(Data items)

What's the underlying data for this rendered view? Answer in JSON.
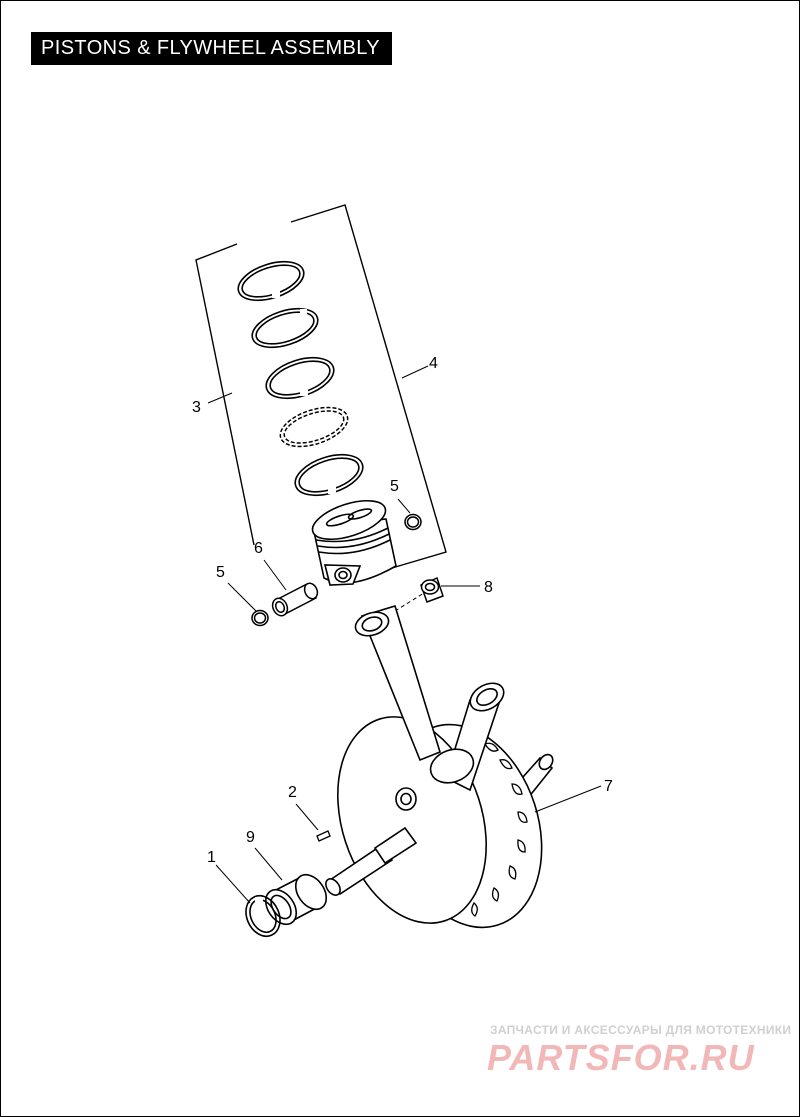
{
  "title": "PISTONS & FLYWHEEL ASSEMBLY",
  "callouts": {
    "c1": "1",
    "c2": "2",
    "c3": "3",
    "c4": "4",
    "c5a": "5",
    "c5b": "5",
    "c6": "6",
    "c7": "7",
    "c8": "8",
    "c9": "9"
  },
  "watermark": {
    "caption": "ЗАПЧАСТИ И АКСЕССУАРЫ ДЛЯ МОТОТЕХНИКИ",
    "logo": "PARTSFOR.RU"
  },
  "colors": {
    "line": "#000000",
    "title_bg": "#000000",
    "title_fg": "#ffffff",
    "watermark_logo": "#f2b8b8"
  }
}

Description of the task: Leave out the pictures and retype every line above exactly.

Answer for the task:
What's the underlying data for this rendered view? Answer in JSON.
{
  "title": "PISTONS & FLYWHEEL ASSEMBLY",
  "callouts": {
    "c1": "1",
    "c2": "2",
    "c3": "3",
    "c4": "4",
    "c5a": "5",
    "c5b": "5",
    "c6": "6",
    "c7": "7",
    "c8": "8",
    "c9": "9"
  },
  "watermark": {
    "caption": "ЗАПЧАСТИ И АКСЕССУАРЫ ДЛЯ МОТОТЕХНИКИ",
    "logo": "PARTSFOR.RU"
  },
  "colors": {
    "line": "#000000",
    "title_bg": "#000000",
    "title_fg": "#ffffff",
    "watermark_logo": "#f2b8b8"
  }
}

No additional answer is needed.